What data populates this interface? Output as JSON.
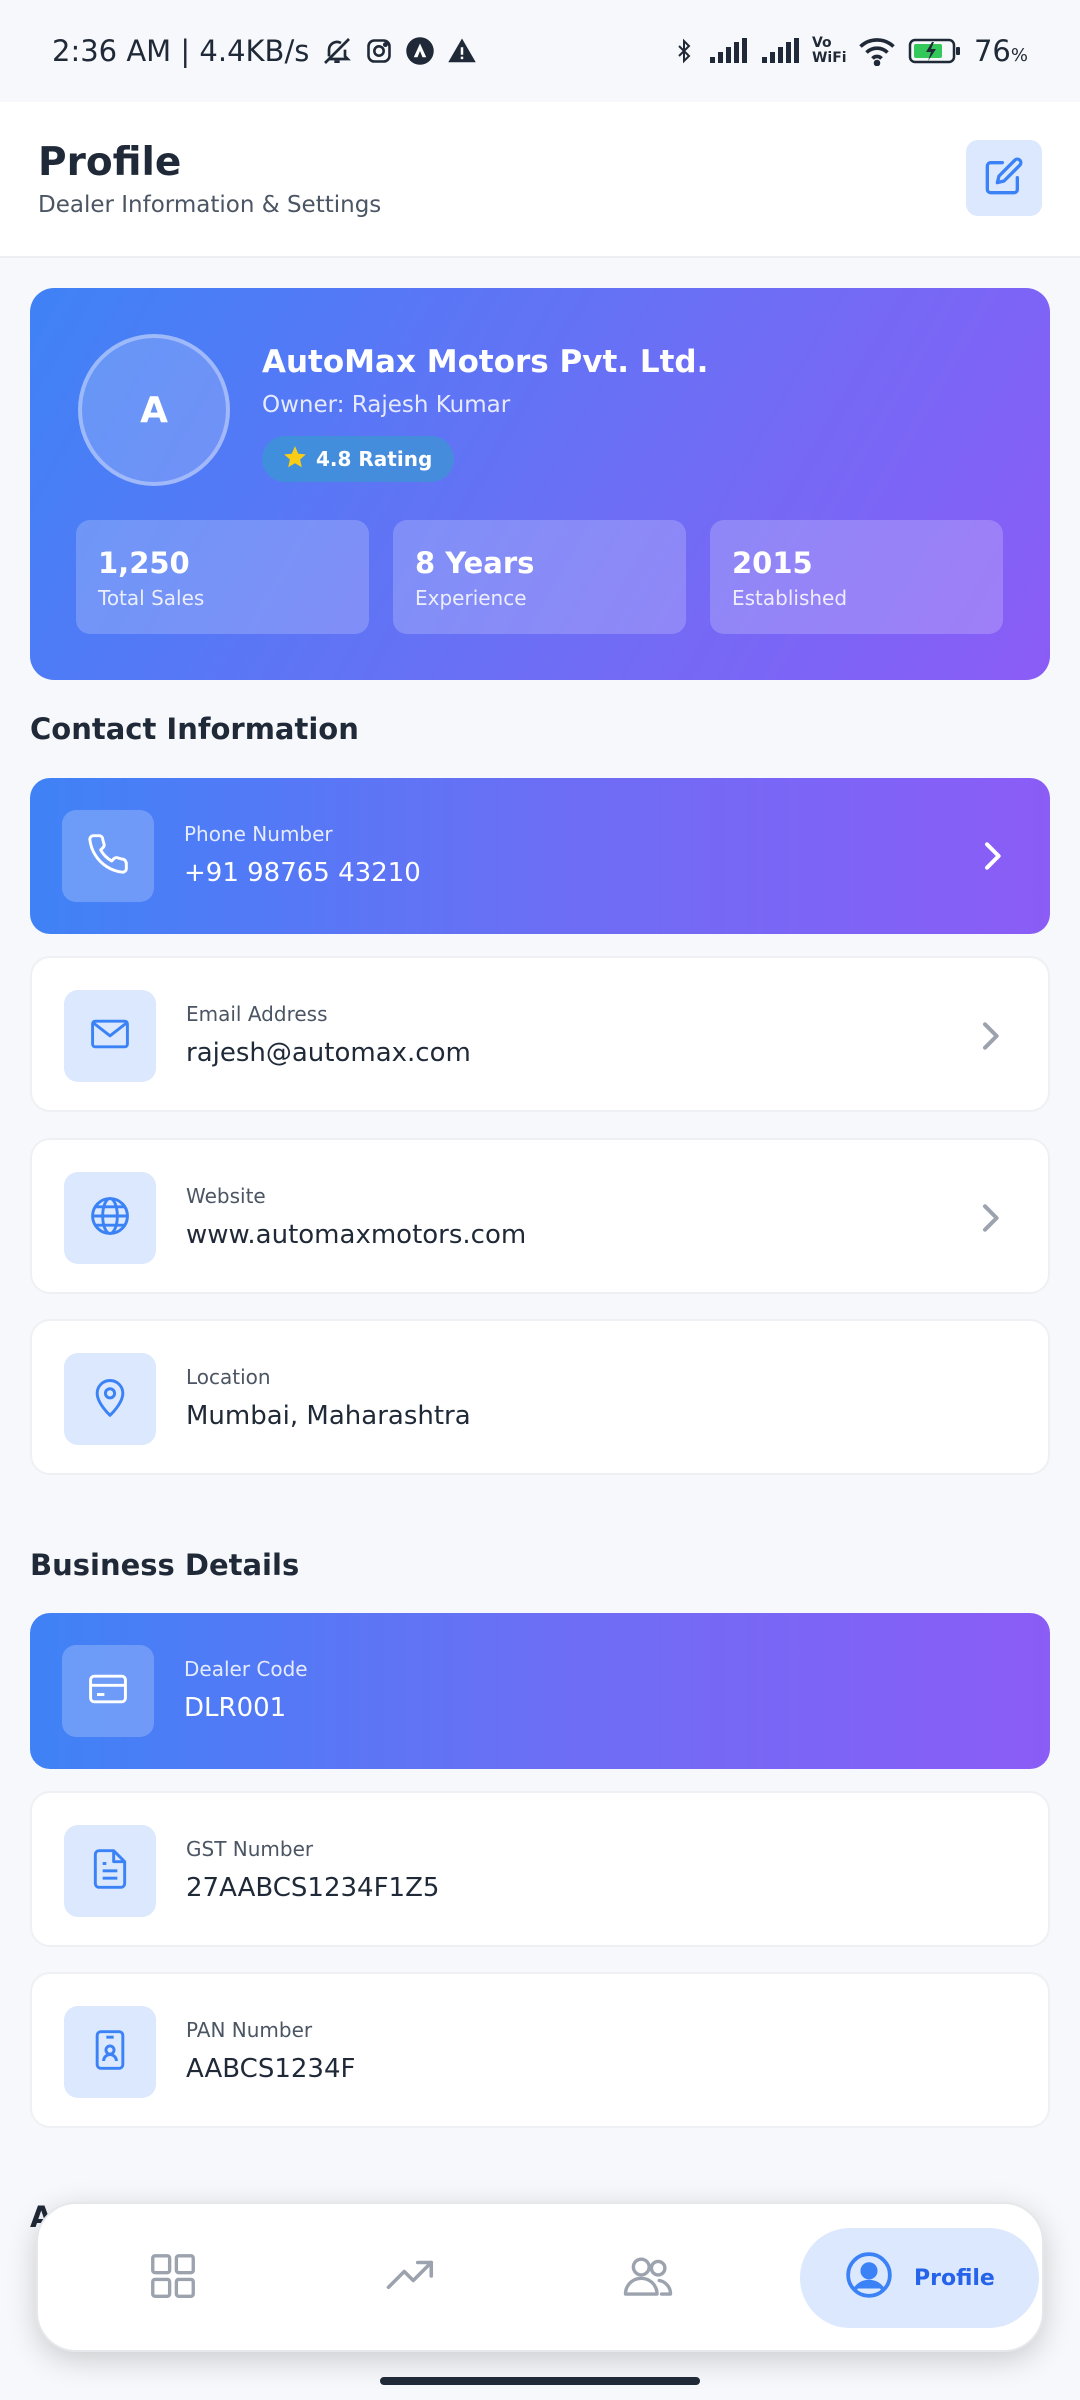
{
  "status_bar": {
    "time_network": "2:36 AM | 4.4KB/s",
    "vowifi": "Vo WiFi",
    "battery": "76"
  },
  "header": {
    "title": "Profile",
    "subtitle": "Dealer Information & Settings"
  },
  "dealer": {
    "initial": "A",
    "name": "AutoMax Motors Pvt. Ltd.",
    "owner": "Owner: Rajesh Kumar",
    "rating": "4.8 Rating",
    "stats": [
      {
        "value": "1,250",
        "label": "Total Sales"
      },
      {
        "value": "8 Years",
        "label": "Experience"
      },
      {
        "value": "2015",
        "label": "Established"
      }
    ]
  },
  "contact": {
    "title": "Contact Information",
    "items": [
      {
        "label": "Phone Number",
        "value": "+91 98765 43210",
        "icon": "phone-icon"
      },
      {
        "label": "Email Address",
        "value": "rajesh@automax.com",
        "icon": "mail-icon"
      },
      {
        "label": "Website",
        "value": "www.automaxmotors.com",
        "icon": "globe-icon"
      },
      {
        "label": "Location",
        "value": "Mumbai, Maharashtra",
        "icon": "location-pin-icon"
      }
    ]
  },
  "business": {
    "title": "Business Details",
    "items": [
      {
        "label": "Dealer Code",
        "value": "DLR001",
        "icon": "credit-card-icon"
      },
      {
        "label": "GST Number",
        "value": "27AABCS1234F1Z5",
        "icon": "document-icon"
      },
      {
        "label": "PAN Number",
        "value": "AABCS1234F",
        "icon": "id-card-icon"
      }
    ]
  },
  "partial_section_title": "A",
  "bottom_nav": {
    "items": [
      {
        "name": "dashboard",
        "icon": "grid-icon"
      },
      {
        "name": "analytics",
        "icon": "trend-up-icon"
      },
      {
        "name": "customers",
        "icon": "users-icon"
      },
      {
        "name": "profile",
        "icon": "user-circle-icon",
        "label": "Profile",
        "active": true
      }
    ]
  },
  "colors": {
    "gradient_start": "#3f82f6",
    "gradient_end": "#8b5cf6",
    "icon_bg": "#dbe8fe",
    "accent": "#3b82f6",
    "star": "#facc15"
  }
}
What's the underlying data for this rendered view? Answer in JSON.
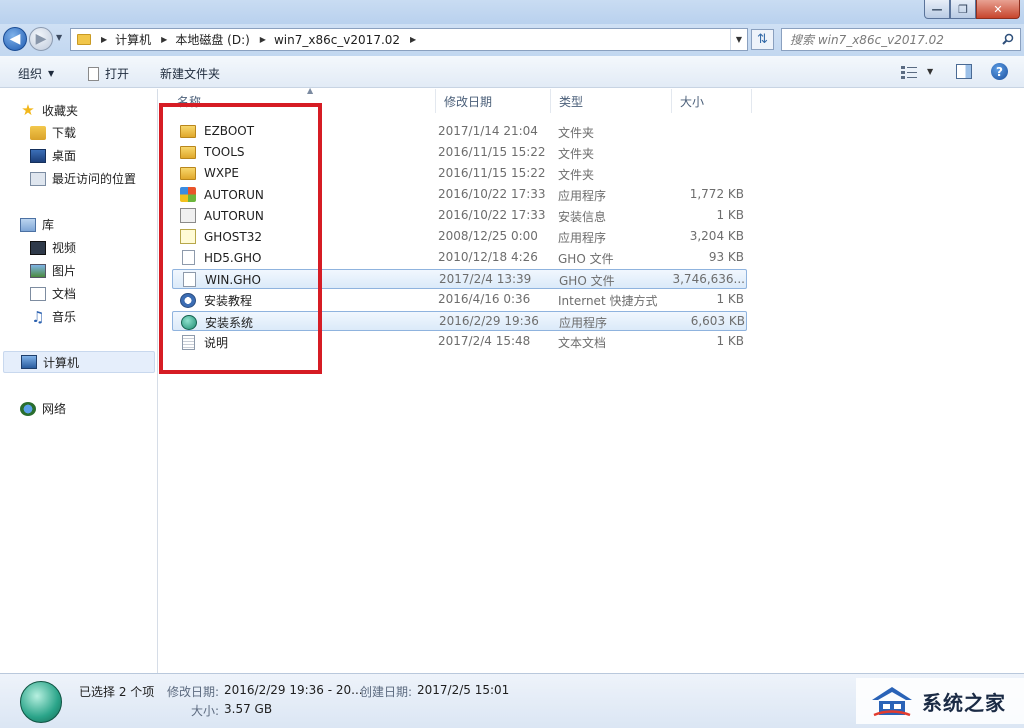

--------------------

Drop the pictures and reproduce the rest of the entries above exactly.

What data populates this interface? Output as JSON.
{
  "status_bar": {
    "time_network": "2:36 AM | 4.4KB/s",
    "vowifi": "Vo WiFi",
    "battery": "76"
  },
  "header": {
    "title": "Profile",
    "subtitle": "Dealer Information & Settings"
  },
  "dealer": {
    "initial": "A",
    "name": "AutoMax Motors Pvt. Ltd.",
    "owner": "Owner: Rajesh Kumar",
    "rating": "4.8 Rating",
    "stats": [
      {
        "value": "1,250",
        "label": "Total Sales"
      },
      {
        "value": "8 Years",
        "label": "Experience"
      },
      {
        "value": "2015",
        "label": "Established"
      }
    ]
  },
  "contact": {
    "title": "Contact Information",
    "items": [
      {
        "label": "Phone Number",
        "value": "+91 98765 43210",
        "icon": "phone-icon"
      },
      {
        "label": "Email Address",
        "value": "rajesh@automax.com",
        "icon": "mail-icon"
      },
      {
        "label": "Website",
        "value": "www.automaxmotors.com",
        "icon": "globe-icon"
      },
      {
        "label": "Location",
        "value": "Mumbai, Maharashtra",
        "icon": "location-pin-icon"
      }
    ]
  },
  "business": {
    "title": "Business Details",
    "items": [
      {
        "label": "Dealer Code",
        "value": "DLR001",
        "icon": "credit-card-icon"
      },
      {
        "label": "GST Number",
        "value": "27AABCS1234F1Z5",
        "icon": "document-icon"
      },
      {
        "label": "PAN Number",
        "value": "AABCS1234F",
        "icon": "id-card-icon"
      }
    ]
  },
  "partial_section_title": "A",
  "bottom_nav": {
    "items": [
      {
        "name": "dashboard",
        "icon": "grid-icon"
      },
      {
        "name": "analytics",
        "icon": "trend-up-icon"
      },
      {
        "name": "customers",
        "icon": "users-icon"
      },
      {
        "name": "profile",
        "icon": "user-circle-icon",
        "label": "Profile",
        "active": true
      }
    ]
  },
  "colors": {
    "gradient_start": "#3f82f6",
    "gradient_end": "#8b5cf6",
    "icon_bg": "#dbe8fe",
    "accent": "#3b82f6",
    "star": "#facc15"
  }
}
What's the underlying data for this rendered view? Answer in JSON.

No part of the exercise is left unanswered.